Set problem - Your answer should be a single number: the count of lines that include the word "title".

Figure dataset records
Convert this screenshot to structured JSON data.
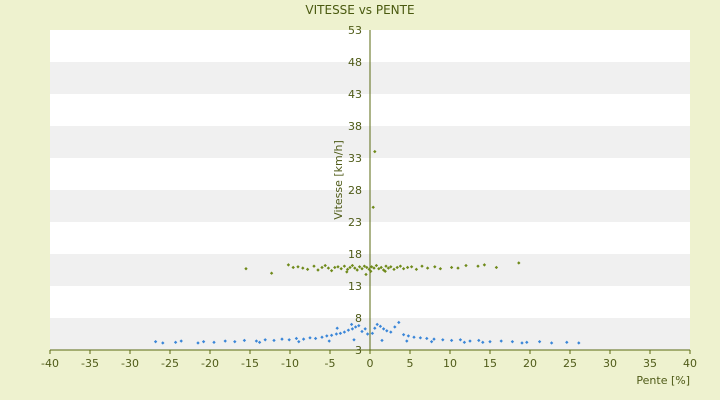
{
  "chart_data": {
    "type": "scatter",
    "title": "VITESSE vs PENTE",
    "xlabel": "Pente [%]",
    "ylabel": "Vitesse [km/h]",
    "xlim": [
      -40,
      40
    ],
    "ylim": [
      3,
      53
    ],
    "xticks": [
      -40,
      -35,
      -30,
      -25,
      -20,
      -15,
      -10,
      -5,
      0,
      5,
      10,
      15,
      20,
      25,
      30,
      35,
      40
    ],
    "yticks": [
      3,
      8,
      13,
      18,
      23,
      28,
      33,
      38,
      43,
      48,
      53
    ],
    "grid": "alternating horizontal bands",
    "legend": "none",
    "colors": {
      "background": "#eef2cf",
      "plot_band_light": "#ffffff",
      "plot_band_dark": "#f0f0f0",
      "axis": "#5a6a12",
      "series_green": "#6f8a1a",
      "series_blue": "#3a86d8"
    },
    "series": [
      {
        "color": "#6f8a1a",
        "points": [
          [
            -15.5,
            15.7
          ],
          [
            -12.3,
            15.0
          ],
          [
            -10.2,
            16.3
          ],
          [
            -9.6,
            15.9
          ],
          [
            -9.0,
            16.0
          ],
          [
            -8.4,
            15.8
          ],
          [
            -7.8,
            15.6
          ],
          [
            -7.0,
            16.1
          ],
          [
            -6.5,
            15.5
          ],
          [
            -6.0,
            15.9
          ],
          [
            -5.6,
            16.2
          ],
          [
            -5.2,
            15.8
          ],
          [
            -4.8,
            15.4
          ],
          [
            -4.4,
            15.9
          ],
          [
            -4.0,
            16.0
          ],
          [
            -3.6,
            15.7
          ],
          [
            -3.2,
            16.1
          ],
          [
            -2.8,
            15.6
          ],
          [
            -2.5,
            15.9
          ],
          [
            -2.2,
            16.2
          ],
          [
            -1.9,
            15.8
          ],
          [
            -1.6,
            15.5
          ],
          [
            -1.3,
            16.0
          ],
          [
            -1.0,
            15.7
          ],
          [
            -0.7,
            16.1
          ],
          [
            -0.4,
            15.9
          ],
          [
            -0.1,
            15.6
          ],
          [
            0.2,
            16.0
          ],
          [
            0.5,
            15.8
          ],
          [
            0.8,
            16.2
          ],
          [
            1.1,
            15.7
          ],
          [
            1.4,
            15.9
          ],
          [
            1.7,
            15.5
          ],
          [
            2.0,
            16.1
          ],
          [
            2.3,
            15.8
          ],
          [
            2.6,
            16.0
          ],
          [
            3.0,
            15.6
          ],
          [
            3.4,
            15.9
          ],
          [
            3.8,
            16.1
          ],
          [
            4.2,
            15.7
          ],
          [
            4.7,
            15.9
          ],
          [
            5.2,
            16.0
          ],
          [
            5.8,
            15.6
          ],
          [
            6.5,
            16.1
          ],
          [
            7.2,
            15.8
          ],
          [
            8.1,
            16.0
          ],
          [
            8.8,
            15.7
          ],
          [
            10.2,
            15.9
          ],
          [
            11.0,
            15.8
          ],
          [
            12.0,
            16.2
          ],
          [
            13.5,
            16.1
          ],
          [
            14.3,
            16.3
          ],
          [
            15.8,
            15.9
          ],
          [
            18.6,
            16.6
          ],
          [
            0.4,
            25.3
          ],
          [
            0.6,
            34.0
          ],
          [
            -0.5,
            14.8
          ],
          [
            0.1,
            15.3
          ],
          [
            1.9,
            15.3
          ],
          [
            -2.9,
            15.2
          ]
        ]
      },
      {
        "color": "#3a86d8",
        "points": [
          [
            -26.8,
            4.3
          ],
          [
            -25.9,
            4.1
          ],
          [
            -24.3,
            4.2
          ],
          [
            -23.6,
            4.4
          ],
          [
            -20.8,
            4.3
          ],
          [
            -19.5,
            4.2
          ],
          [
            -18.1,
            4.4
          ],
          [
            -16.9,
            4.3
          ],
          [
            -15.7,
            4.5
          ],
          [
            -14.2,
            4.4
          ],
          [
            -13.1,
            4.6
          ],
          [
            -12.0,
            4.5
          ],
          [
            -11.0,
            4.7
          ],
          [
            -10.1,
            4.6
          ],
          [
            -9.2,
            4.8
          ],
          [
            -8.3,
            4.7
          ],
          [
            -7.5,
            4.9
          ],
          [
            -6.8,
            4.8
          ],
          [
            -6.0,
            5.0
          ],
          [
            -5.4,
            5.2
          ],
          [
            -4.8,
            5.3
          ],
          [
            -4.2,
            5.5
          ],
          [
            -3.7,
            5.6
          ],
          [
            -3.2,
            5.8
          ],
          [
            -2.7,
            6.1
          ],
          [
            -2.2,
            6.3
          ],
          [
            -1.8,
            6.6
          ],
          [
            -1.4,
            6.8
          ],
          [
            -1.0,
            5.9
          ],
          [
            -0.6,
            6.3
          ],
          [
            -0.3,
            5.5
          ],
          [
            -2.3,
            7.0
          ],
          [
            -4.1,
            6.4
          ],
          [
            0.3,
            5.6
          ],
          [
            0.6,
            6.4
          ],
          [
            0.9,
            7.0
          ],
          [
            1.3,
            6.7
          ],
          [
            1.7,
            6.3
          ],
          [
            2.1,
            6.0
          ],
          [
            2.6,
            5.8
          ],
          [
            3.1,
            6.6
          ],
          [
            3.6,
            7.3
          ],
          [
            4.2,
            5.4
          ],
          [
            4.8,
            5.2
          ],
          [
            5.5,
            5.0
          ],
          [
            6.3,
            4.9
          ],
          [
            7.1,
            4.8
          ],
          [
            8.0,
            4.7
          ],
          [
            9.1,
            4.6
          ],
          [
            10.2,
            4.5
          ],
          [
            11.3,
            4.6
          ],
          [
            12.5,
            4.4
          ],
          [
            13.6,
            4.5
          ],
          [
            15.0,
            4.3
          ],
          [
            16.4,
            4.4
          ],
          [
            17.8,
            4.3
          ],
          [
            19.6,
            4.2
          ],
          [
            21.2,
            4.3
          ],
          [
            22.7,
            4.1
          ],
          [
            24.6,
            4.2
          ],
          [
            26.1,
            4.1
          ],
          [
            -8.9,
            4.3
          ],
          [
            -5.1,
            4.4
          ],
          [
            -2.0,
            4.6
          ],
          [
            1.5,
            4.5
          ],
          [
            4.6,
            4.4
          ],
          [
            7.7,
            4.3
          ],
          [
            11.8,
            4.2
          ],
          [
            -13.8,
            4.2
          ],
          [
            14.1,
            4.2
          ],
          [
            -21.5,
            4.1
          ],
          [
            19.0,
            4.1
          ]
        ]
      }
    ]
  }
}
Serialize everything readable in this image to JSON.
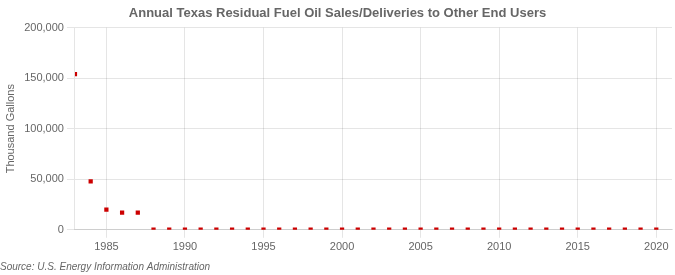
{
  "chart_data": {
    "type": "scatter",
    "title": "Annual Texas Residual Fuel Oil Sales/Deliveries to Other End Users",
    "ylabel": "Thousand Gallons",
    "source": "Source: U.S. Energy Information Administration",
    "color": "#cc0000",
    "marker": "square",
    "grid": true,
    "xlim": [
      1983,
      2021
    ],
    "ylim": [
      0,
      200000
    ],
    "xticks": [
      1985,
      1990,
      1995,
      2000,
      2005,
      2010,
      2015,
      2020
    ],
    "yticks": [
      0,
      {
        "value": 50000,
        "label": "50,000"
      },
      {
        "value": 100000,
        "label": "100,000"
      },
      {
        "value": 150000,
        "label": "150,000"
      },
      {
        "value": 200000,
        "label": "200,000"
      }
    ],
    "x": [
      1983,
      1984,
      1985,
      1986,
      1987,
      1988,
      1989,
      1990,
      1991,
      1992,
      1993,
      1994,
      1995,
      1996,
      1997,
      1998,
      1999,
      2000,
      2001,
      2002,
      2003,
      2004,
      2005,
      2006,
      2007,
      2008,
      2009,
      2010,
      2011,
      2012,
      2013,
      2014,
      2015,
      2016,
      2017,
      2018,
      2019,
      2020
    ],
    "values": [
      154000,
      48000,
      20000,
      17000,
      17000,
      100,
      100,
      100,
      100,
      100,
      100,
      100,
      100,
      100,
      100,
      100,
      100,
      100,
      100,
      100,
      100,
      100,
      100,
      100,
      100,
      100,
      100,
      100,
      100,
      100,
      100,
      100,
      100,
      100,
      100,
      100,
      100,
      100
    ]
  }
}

Correct result - 2